_Request_
Transcribe all of the material exactly, except for its pictures.

_Supplied information_

------------------------------------------------

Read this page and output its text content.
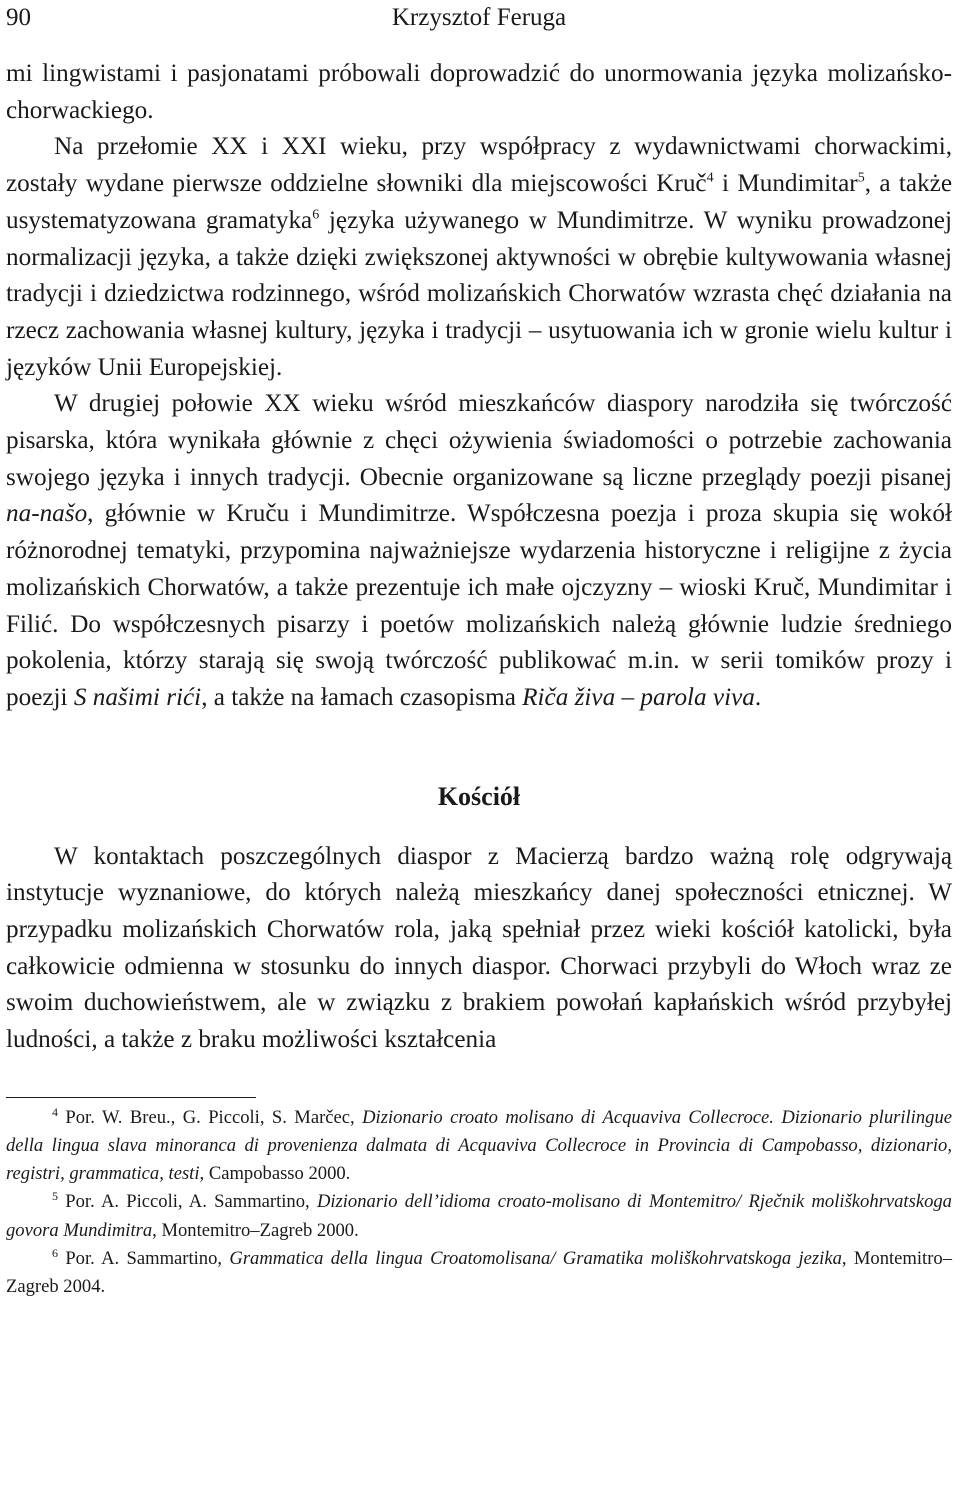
90	Krzysztof Feruga

mi lingwistami i pasjonatami próbowali doprowadzić do unormowania języka molizańsko-chorwackiego.

Na przełomie XX i XXI wieku, przy współpracy z wydawnictwami chorwackimi, zostały wydane pierwsze oddzielne słowniki dla miejscowości Kruč$^4$ i Mundimitar$^5$, a także usystematyzowana gramatyka$^6$ języka używanego w Mundimitrze. W wyniku prowadzonej normalizacji języka, a także dzięki zwiększonej aktywności w obrębie kultywowania własnej tradycji i dziedzictwa rodzinnego, wśród molizańskich Chorwatów wzrasta chęć działania na rzecz zachowania własnej kultury, języka i tradycji – usytuowania ich w gronie wielu kultur i języków Unii Europejskiej.

W drugiej połowie XX wieku wśród mieszkańców diaspory narodziła się twórczość pisarska, która wynikała głównie z chęci ożywienia świadomości o potrzebie zachowania swojego języka i innych tradycji. Obecnie organizowane są liczne przeglądy poezji pisanej na-našo, głównie w Kruču i Mundimitrze. Współczesna poezja i proza skupia się wokół różnorodnej tematyki, przypomina najważniejsze wydarzenia historyczne i religijne z życia molizańskich Chorwatów, a także prezentuje ich małe ojczyzny – wioski Kruč, Mundimitar i Filić. Do współczesnych pisarzy i poetów molizańskich należą głównie ludzie średniego pokolenia, którzy starają się swoją twórczość publikować m.in. w serii tomików prozy i poezji S našimi rići, a także na łamach czasopisma Riča živa – parola viva.

Kościół

W kontaktach poszczególnych diaspor z Macierzą bardzo ważną rolę odgrywają instytucje wyznaniowe, do których należą mieszkańcy danej społeczności etnicznej. W przypadku molizańskich Chorwatów rola, jaką spełniał przez wieki kościół katolicki, była całkowicie odmienna w stosunku do innych diaspor. Chorwaci przybyli do Włoch wraz ze swoim duchowieństwem, ale w związku z brakiem powołań kapłańskich wśród przybyłej ludności, a także z braku możliwości kształcenia

$^4$ Por. W. Breu., G. Piccoli, S. Marčec, Dizionario croato molisano di Acquaviva Collecroce. Dizionario plurilingue della lingua slava minoranca di provenienza dalmata di Acquaviva Collecroce in Provincia di Campobasso, dizionario, registri, grammatica, testi, Campobasso 2000.

$^5$ Por. A. Piccoli, A. Sammartino, Dizionario dell’idioma croato-molisano di Montemitro/ Rječnik moliškohrvatskoga govora Mundimitra, Montemitro–Zagreb 2000.

$^6$ Por. A. Sammartino, Grammatica della lingua Croatomolisana/ Gramatika moliškohrvatskoga jezika, Montemitro–Zagreb 2004.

------------------------------------------------

_Solution_
Read this page and output its text content.
90	Krzysztof Feruga

mi lingwistami i pasjonatami próbowali doprowadzić do unormowania języka molizańsko-chorwackiego.

Na przełomie XX i XXI wieku, przy współpracy z wydawnictwami chorwackimi, zostały wydane pierwsze oddzielne słowniki dla miejscowości Kruč$^4$ i Mundimitar$^5$, a także usystematyzowana gramatyka$^6$ języka używanego w Mundimitrze. W wyniku prowadzonej normalizacji języka, a także dzięki zwiększonej aktywności w obrębie kultywowania własnej tradycji i dziedzictwa rodzinnego, wśród molizańskich Chorwatów wzrasta chęć działania na rzecz zachowania własnej kultury, języka i tradycji – usytuowania ich w gronie wielu kultur i języków Unii Europejskiej.

W drugiej połowie XX wieku wśród mieszkańców diaspory narodziła się twórczość pisarska, która wynikała głównie z chęci ożywienia świadomości o potrzebie zachowania swojego języka i innych tradycji. Obecnie organizowane są liczne przeglądy poezji pisanej na-našo, głównie w Kruču i Mundimitrze. Współczesna poezja i proza skupia się wokół różnorodnej tematyki, przypomina najważniejsze wydarzenia historyczne i religijne z życia molizańskich Chorwatów, a także prezentuje ich małe ojczyzny – wioski Kruč, Mundimitar i Filić. Do współczesnych pisarzy i poetów molizańskich należą głównie ludzie średniego pokolenia, którzy starają się swoją twórczość publikować m.in. w serii tomików prozy i poezji S našimi rići, a także na łamach czasopisma Riča živa – parola viva.

Kościół

W kontaktach poszczególnych diaspor z Macierzą bardzo ważną rolę odgrywają instytucje wyznaniowe, do których należą mieszkańcy danej społeczności etnicznej. W przypadku molizańskich Chorwatów rola, jaką spełniał przez wieki kościół katolicki, była całkowicie odmienna w stosunku do innych diaspor. Chorwaci przybyli do Włoch wraz ze swoim duchowieństwem, ale w związku z brakiem powołań kapłańskich wśród przybyłej ludności, a także z braku możliwości kształcenia

$^4$ Por. W. Breu., G. Piccoli, S. Marčec, Dizionario croato molisano di Acquaviva Collecroce. Dizionario plurilingue della lingua slava minoranca di provenienza dalmata di Acquaviva Collecroce in Provincia di Campobasso, dizionario, registri, grammatica, testi, Campobasso 2000.

$^5$ Por. A. Piccoli, A. Sammartino, Dizionario dell’idioma croato-molisano di Montemitro/ Rječnik moliškohrvatskoga govora Mundimitra, Montemitro–Zagreb 2000.

$^6$ Por. A. Sammartino, Grammatica della lingua Croatomolisana/ Gramatika moliškohrvatskoga jezika, Montemitro–Zagreb 2004.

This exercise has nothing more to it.